• [Exercise goal]
Every line of the listing must be reproduced as it stands. Leave the images behind.

Start Available data

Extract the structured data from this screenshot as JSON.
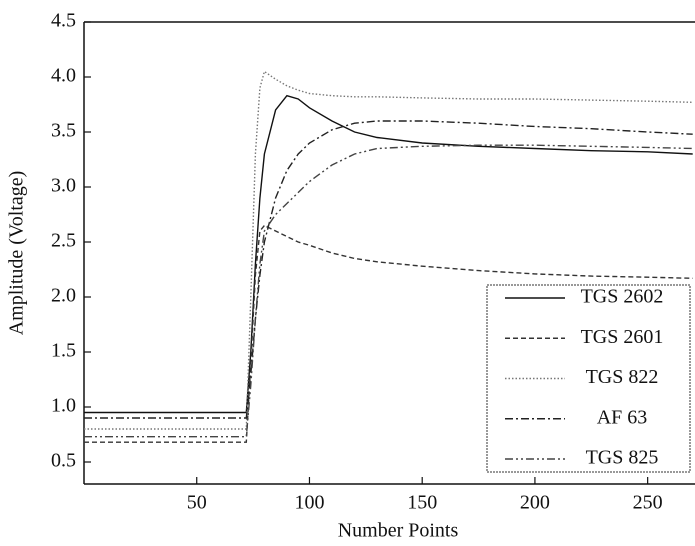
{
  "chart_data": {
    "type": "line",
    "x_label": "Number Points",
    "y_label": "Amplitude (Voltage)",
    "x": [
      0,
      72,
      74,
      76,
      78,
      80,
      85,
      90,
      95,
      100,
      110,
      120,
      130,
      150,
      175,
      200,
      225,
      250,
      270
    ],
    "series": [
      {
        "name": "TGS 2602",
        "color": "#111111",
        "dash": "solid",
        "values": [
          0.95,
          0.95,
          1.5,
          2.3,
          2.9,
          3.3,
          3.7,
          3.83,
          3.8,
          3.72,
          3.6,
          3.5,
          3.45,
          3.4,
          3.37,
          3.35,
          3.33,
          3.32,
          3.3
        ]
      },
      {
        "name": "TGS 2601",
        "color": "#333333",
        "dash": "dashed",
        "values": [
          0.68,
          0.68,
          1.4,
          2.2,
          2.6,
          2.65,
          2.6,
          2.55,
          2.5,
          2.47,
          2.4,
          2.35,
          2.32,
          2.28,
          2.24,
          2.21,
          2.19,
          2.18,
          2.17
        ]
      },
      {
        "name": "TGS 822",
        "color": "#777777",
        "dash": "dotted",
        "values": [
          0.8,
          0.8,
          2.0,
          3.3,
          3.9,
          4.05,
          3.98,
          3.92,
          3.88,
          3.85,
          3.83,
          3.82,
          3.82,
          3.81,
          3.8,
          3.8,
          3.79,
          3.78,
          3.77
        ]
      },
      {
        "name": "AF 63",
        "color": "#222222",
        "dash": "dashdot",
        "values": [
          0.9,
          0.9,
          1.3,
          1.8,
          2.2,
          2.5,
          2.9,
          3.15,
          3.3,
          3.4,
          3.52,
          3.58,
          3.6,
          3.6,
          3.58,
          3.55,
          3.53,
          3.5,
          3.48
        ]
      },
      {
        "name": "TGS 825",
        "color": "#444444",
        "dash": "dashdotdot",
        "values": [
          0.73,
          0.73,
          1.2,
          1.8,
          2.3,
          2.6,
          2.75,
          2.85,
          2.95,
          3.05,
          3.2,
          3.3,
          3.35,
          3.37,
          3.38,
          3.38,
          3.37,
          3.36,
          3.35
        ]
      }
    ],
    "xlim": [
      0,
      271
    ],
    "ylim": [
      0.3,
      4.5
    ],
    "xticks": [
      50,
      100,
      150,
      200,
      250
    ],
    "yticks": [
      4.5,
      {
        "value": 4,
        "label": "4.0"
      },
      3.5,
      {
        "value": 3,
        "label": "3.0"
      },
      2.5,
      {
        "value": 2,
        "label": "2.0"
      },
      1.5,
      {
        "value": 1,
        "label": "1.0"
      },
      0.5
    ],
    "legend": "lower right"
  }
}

End Available data

• [Reply to the exercise]
Extract the structured data from this screenshot as JSON.
{
  "chart_data": {
    "type": "line",
    "x_label": "Number Points",
    "y_label": "Amplitude (Voltage)",
    "x": [
      0,
      72,
      74,
      76,
      78,
      80,
      85,
      90,
      95,
      100,
      110,
      120,
      130,
      150,
      175,
      200,
      225,
      250,
      270
    ],
    "series": [
      {
        "name": "TGS 2602",
        "color": "#111111",
        "dash": "solid",
        "values": [
          0.95,
          0.95,
          1.5,
          2.3,
          2.9,
          3.3,
          3.7,
          3.83,
          3.8,
          3.72,
          3.6,
          3.5,
          3.45,
          3.4,
          3.37,
          3.35,
          3.33,
          3.32,
          3.3
        ]
      },
      {
        "name": "TGS 2601",
        "color": "#333333",
        "dash": "dashed",
        "values": [
          0.68,
          0.68,
          1.4,
          2.2,
          2.6,
          2.65,
          2.6,
          2.55,
          2.5,
          2.47,
          2.4,
          2.35,
          2.32,
          2.28,
          2.24,
          2.21,
          2.19,
          2.18,
          2.17
        ]
      },
      {
        "name": "TGS 822",
        "color": "#777777",
        "dash": "dotted",
        "values": [
          0.8,
          0.8,
          2.0,
          3.3,
          3.9,
          4.05,
          3.98,
          3.92,
          3.88,
          3.85,
          3.83,
          3.82,
          3.82,
          3.81,
          3.8,
          3.8,
          3.79,
          3.78,
          3.77
        ]
      },
      {
        "name": "AF 63",
        "color": "#222222",
        "dash": "dashdot",
        "values": [
          0.9,
          0.9,
          1.3,
          1.8,
          2.2,
          2.5,
          2.9,
          3.15,
          3.3,
          3.4,
          3.52,
          3.58,
          3.6,
          3.6,
          3.58,
          3.55,
          3.53,
          3.5,
          3.48
        ]
      },
      {
        "name": "TGS 825",
        "color": "#444444",
        "dash": "dashdotdot",
        "values": [
          0.73,
          0.73,
          1.2,
          1.8,
          2.3,
          2.6,
          2.75,
          2.85,
          2.95,
          3.05,
          3.2,
          3.3,
          3.35,
          3.37,
          3.38,
          3.38,
          3.37,
          3.36,
          3.35
        ]
      }
    ],
    "xlim": [
      0,
      271
    ],
    "ylim": [
      0.3,
      4.5
    ],
    "xticks": [
      50,
      100,
      150,
      200,
      250
    ],
    "yticks": [
      4.5,
      {
        "value": 4,
        "label": "4.0"
      },
      3.5,
      {
        "value": 3,
        "label": "3.0"
      },
      2.5,
      {
        "value": 2,
        "label": "2.0"
      },
      1.5,
      {
        "value": 1,
        "label": "1.0"
      },
      0.5
    ],
    "legend": "lower right"
  }
}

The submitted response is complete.